◆ **Extracted material**
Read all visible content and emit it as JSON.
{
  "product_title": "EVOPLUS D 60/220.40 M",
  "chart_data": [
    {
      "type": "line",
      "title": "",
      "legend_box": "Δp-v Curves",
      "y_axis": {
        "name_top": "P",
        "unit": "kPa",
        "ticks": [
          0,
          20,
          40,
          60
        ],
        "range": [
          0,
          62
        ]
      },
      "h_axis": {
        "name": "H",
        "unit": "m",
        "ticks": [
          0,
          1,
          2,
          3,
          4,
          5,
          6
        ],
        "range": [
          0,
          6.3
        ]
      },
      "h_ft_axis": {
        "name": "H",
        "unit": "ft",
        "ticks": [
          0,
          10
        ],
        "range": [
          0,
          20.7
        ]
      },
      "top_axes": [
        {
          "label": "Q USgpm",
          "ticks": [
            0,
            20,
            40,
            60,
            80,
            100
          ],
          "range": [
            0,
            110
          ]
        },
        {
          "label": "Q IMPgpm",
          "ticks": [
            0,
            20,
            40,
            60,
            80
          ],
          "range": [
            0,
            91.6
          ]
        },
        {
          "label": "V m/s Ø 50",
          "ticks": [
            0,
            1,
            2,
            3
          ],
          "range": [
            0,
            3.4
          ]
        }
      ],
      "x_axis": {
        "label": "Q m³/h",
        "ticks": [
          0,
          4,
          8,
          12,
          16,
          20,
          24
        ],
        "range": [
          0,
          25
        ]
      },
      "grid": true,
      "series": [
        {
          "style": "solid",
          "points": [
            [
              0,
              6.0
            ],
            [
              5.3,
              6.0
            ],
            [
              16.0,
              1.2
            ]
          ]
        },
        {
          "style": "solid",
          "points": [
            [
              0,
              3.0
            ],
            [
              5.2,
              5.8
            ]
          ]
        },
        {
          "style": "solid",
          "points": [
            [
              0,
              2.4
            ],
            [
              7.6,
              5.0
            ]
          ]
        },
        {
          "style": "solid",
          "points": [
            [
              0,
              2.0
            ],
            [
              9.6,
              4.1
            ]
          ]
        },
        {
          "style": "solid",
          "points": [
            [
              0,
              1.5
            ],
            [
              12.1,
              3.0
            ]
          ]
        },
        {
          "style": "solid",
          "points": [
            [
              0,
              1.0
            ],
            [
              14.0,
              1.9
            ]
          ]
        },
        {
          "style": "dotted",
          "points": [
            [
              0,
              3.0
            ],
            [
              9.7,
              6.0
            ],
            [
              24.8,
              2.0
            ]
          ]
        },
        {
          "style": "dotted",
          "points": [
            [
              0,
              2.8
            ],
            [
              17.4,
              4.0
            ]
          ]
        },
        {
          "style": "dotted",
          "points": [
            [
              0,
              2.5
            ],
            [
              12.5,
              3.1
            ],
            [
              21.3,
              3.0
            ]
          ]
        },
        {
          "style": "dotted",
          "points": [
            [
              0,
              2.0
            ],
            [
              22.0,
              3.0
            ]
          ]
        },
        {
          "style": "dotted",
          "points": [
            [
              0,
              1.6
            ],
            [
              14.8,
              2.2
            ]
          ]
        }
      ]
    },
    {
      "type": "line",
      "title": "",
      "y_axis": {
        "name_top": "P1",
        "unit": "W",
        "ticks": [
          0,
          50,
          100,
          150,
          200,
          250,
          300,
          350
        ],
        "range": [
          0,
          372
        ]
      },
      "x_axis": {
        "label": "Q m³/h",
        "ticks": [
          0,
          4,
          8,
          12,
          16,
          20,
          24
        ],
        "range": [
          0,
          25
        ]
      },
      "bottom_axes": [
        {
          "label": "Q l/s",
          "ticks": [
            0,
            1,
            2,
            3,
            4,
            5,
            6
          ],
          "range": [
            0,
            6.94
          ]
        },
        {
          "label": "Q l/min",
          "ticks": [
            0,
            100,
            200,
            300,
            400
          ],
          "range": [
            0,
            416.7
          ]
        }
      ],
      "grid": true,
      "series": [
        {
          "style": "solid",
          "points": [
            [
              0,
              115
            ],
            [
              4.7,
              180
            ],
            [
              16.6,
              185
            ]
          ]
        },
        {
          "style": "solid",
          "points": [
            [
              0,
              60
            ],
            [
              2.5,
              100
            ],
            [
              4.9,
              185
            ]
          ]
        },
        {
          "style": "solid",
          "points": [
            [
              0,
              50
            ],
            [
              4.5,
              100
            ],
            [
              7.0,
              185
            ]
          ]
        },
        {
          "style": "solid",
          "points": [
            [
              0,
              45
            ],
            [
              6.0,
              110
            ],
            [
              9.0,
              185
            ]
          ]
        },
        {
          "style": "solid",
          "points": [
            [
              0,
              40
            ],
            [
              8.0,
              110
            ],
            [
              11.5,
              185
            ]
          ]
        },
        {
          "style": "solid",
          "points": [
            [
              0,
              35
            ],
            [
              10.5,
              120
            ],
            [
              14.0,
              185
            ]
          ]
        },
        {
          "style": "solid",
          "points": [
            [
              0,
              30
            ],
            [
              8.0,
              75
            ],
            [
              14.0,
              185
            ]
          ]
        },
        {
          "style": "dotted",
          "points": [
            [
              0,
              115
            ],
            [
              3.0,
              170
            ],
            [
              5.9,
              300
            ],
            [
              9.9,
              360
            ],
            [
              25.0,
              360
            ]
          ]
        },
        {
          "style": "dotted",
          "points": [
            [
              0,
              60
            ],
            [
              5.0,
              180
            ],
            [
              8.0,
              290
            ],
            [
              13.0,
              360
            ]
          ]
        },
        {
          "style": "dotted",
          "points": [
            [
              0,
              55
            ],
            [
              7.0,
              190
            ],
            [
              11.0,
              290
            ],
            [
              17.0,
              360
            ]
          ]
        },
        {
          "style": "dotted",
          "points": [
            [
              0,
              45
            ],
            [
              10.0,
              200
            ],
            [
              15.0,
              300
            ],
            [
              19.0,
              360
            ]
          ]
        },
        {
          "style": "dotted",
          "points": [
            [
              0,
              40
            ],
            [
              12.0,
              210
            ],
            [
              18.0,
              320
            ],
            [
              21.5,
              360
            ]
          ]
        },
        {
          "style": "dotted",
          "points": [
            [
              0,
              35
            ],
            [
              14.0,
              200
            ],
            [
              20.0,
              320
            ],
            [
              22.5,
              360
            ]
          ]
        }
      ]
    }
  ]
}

◆ **Request**
Extract the whole listing, character for character.

◆ **Task output**
Read all visible content and emit it as JSON.
{
  "product_title": "EVOPLUS D 60/220.40 M",
  "chart_data": [
    {
      "type": "line",
      "title": "",
      "legend_box": "Δp-v Curves",
      "y_axis": {
        "name_top": "P",
        "unit": "kPa",
        "ticks": [
          0,
          20,
          40,
          60
        ],
        "range": [
          0,
          62
        ]
      },
      "h_axis": {
        "name": "H",
        "unit": "m",
        "ticks": [
          0,
          1,
          2,
          3,
          4,
          5,
          6
        ],
        "range": [
          0,
          6.3
        ]
      },
      "h_ft_axis": {
        "name": "H",
        "unit": "ft",
        "ticks": [
          0,
          10
        ],
        "range": [
          0,
          20.7
        ]
      },
      "top_axes": [
        {
          "label": "Q USgpm",
          "ticks": [
            0,
            20,
            40,
            60,
            80,
            100
          ],
          "range": [
            0,
            110
          ]
        },
        {
          "label": "Q IMPgpm",
          "ticks": [
            0,
            20,
            40,
            60,
            80
          ],
          "range": [
            0,
            91.6
          ]
        },
        {
          "label": "V m/s Ø 50",
          "ticks": [
            0,
            1,
            2,
            3
          ],
          "range": [
            0,
            3.4
          ]
        }
      ],
      "x_axis": {
        "label": "Q m³/h",
        "ticks": [
          0,
          4,
          8,
          12,
          16,
          20,
          24
        ],
        "range": [
          0,
          25
        ]
      },
      "grid": true,
      "series": [
        {
          "style": "solid",
          "points": [
            [
              0,
              6.0
            ],
            [
              5.3,
              6.0
            ],
            [
              16.0,
              1.2
            ]
          ]
        },
        {
          "style": "solid",
          "points": [
            [
              0,
              3.0
            ],
            [
              5.2,
              5.8
            ]
          ]
        },
        {
          "style": "solid",
          "points": [
            [
              0,
              2.4
            ],
            [
              7.6,
              5.0
            ]
          ]
        },
        {
          "style": "solid",
          "points": [
            [
              0,
              2.0
            ],
            [
              9.6,
              4.1
            ]
          ]
        },
        {
          "style": "solid",
          "points": [
            [
              0,
              1.5
            ],
            [
              12.1,
              3.0
            ]
          ]
        },
        {
          "style": "solid",
          "points": [
            [
              0,
              1.0
            ],
            [
              14.0,
              1.9
            ]
          ]
        },
        {
          "style": "dotted",
          "points": [
            [
              0,
              3.0
            ],
            [
              9.7,
              6.0
            ],
            [
              24.8,
              2.0
            ]
          ]
        },
        {
          "style": "dotted",
          "points": [
            [
              0,
              2.8
            ],
            [
              17.4,
              4.0
            ]
          ]
        },
        {
          "style": "dotted",
          "points": [
            [
              0,
              2.5
            ],
            [
              12.5,
              3.1
            ],
            [
              21.3,
              3.0
            ]
          ]
        },
        {
          "style": "dotted",
          "points": [
            [
              0,
              2.0
            ],
            [
              22.0,
              3.0
            ]
          ]
        },
        {
          "style": "dotted",
          "points": [
            [
              0,
              1.6
            ],
            [
              14.8,
              2.2
            ]
          ]
        }
      ]
    },
    {
      "type": "line",
      "title": "",
      "y_axis": {
        "name_top": "P1",
        "unit": "W",
        "ticks": [
          0,
          50,
          100,
          150,
          200,
          250,
          300,
          350
        ],
        "range": [
          0,
          372
        ]
      },
      "x_axis": {
        "label": "Q m³/h",
        "ticks": [
          0,
          4,
          8,
          12,
          16,
          20,
          24
        ],
        "range": [
          0,
          25
        ]
      },
      "bottom_axes": [
        {
          "label": "Q l/s",
          "ticks": [
            0,
            1,
            2,
            3,
            4,
            5,
            6
          ],
          "range": [
            0,
            6.94
          ]
        },
        {
          "label": "Q l/min",
          "ticks": [
            0,
            100,
            200,
            300,
            400
          ],
          "range": [
            0,
            416.7
          ]
        }
      ],
      "grid": true,
      "series": [
        {
          "style": "solid",
          "points": [
            [
              0,
              115
            ],
            [
              4.7,
              180
            ],
            [
              16.6,
              185
            ]
          ]
        },
        {
          "style": "solid",
          "points": [
            [
              0,
              60
            ],
            [
              2.5,
              100
            ],
            [
              4.9,
              185
            ]
          ]
        },
        {
          "style": "solid",
          "points": [
            [
              0,
              50
            ],
            [
              4.5,
              100
            ],
            [
              7.0,
              185
            ]
          ]
        },
        {
          "style": "solid",
          "points": [
            [
              0,
              45
            ],
            [
              6.0,
              110
            ],
            [
              9.0,
              185
            ]
          ]
        },
        {
          "style": "solid",
          "points": [
            [
              0,
              40
            ],
            [
              8.0,
              110
            ],
            [
              11.5,
              185
            ]
          ]
        },
        {
          "style": "solid",
          "points": [
            [
              0,
              35
            ],
            [
              10.5,
              120
            ],
            [
              14.0,
              185
            ]
          ]
        },
        {
          "style": "solid",
          "points": [
            [
              0,
              30
            ],
            [
              8.0,
              75
            ],
            [
              14.0,
              185
            ]
          ]
        },
        {
          "style": "dotted",
          "points": [
            [
              0,
              115
            ],
            [
              3.0,
              170
            ],
            [
              5.9,
              300
            ],
            [
              9.9,
              360
            ],
            [
              25.0,
              360
            ]
          ]
        },
        {
          "style": "dotted",
          "points": [
            [
              0,
              60
            ],
            [
              5.0,
              180
            ],
            [
              8.0,
              290
            ],
            [
              13.0,
              360
            ]
          ]
        },
        {
          "style": "dotted",
          "points": [
            [
              0,
              55
            ],
            [
              7.0,
              190
            ],
            [
              11.0,
              290
            ],
            [
              17.0,
              360
            ]
          ]
        },
        {
          "style": "dotted",
          "points": [
            [
              0,
              45
            ],
            [
              10.0,
              200
            ],
            [
              15.0,
              300
            ],
            [
              19.0,
              360
            ]
          ]
        },
        {
          "style": "dotted",
          "points": [
            [
              0,
              40
            ],
            [
              12.0,
              210
            ],
            [
              18.0,
              320
            ],
            [
              21.5,
              360
            ]
          ]
        },
        {
          "style": "dotted",
          "points": [
            [
              0,
              35
            ],
            [
              14.0,
              200
            ],
            [
              20.0,
              320
            ],
            [
              22.5,
              360
            ]
          ]
        }
      ]
    }
  ]
}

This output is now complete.